## EXTRACTED ENTRIES
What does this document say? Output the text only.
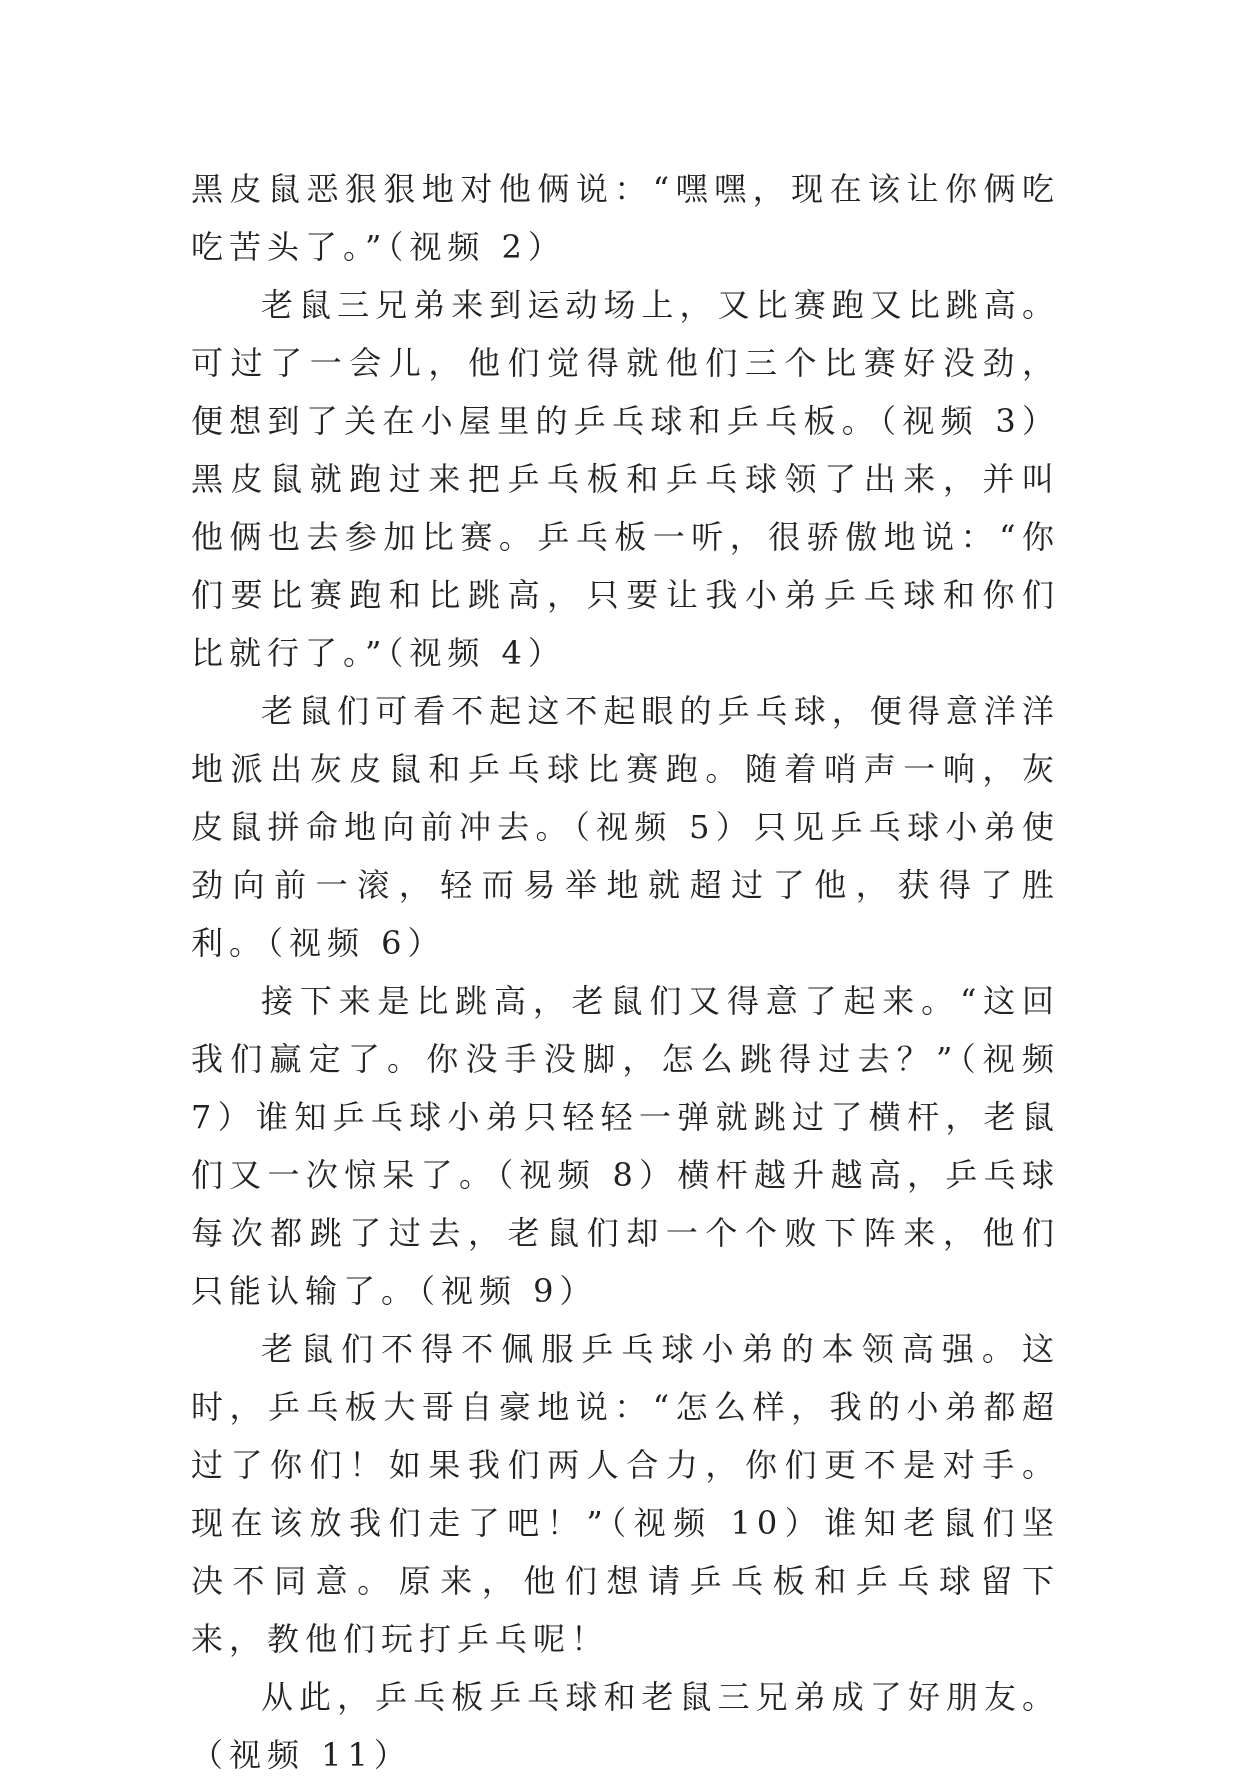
黑皮鼠恶狠狠地对他俩说：“嘿嘿，现在该让你俩吃吃苦头了。”（视频 2）

老鼠三兄弟来到运动场上，又比赛跑又比跳高。可过了一会儿，他们觉得就他们三个比赛好没劲，便想到了关在小屋里的乒乓球和乒乓板。（视频 3）黑皮鼠就跑过来把乒乓板和乒乓球领了出来，并叫他俩也去参加比赛。乒乓板一听，很骄傲地说：“你们要比赛跑和比跳高，只要让我小弟乒乓球和你们比就行了。”（视频 4）

老鼠们可看不起这不起眼的乒乓球，便得意洋洋地派出灰皮鼠和乒乓球比赛跑。随着哨声一响，灰皮鼠拼命地向前冲去。（视频 5）只见乒乓球小弟使劲向前一滚，轻而易举地就超过了他，获得了胜利。（视频 6）

接下来是比跳高，老鼠们又得意了起来。“这回我们赢定了。你没手没脚，怎么跳得过去？”（视频 7）谁知乒乓球小弟只轻轻一弹就跳过了横杆，老鼠们又一次惊呆了。（视频 8）横杆越升越高，乒乓球每次都跳了过去，老鼠们却一个个败下阵来，他们只能认输了。（视频 9）

老鼠们不得不佩服乒乓球小弟的本领高强。这时，乒乓板大哥自豪地说：“怎么样，我的小弟都超过了你们！如果我们两人合力，你们更不是对手。现在该放我们走了吧！”（视频 10）谁知老鼠们坚决不同意。原来，他们想请乒乓板和乒乓球留下来，教他们玩打乒乓呢！

从此，乒乓板乒乓球和老鼠三兄弟成了好朋友。（视频 11）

## TO BE DONE
Transcribe all of the records above character for character. Exclude the pictures.

## OUTPUT OF THE TASK
What does this document say? Output the text only.
黑皮鼠恶狠狠地对他俩说：“嘿嘿，现在该让你俩吃吃苦头了。”（视频 2）

老鼠三兄弟来到运动场上，又比赛跑又比跳高。可过了一会儿，他们觉得就他们三个比赛好没劲，便想到了关在小屋里的乒乓球和乒乓板。（视频 3）黑皮鼠就跑过来把乒乓板和乒乓球领了出来，并叫他俩也去参加比赛。乒乓板一听，很骄傲地说：“你们要比赛跑和比跳高，只要让我小弟乒乓球和你们比就行了。”（视频 4）

老鼠们可看不起这不起眼的乒乓球，便得意洋洋地派出灰皮鼠和乒乓球比赛跑。随着哨声一响，灰皮鼠拼命地向前冲去。（视频 5）只见乒乓球小弟使劲向前一滚，轻而易举地就超过了他，获得了胜利。（视频 6）

接下来是比跳高，老鼠们又得意了起来。“这回我们赢定了。你没手没脚，怎么跳得过去？”（视频 7）谁知乒乓球小弟只轻轻一弹就跳过了横杆，老鼠们又一次惊呆了。（视频 8）横杆越升越高，乒乓球每次都跳了过去，老鼠们却一个个败下阵来，他们只能认输了。（视频 9）

老鼠们不得不佩服乒乓球小弟的本领高强。这时，乒乓板大哥自豪地说：“怎么样，我的小弟都超过了你们！如果我们两人合力，你们更不是对手。现在该放我们走了吧！”（视频 10）谁知老鼠们坚决不同意。原来，他们想请乒乓板和乒乓球留下来，教他们玩打乒乓呢！

从此，乒乓板乒乓球和老鼠三兄弟成了好朋友。（视频 11）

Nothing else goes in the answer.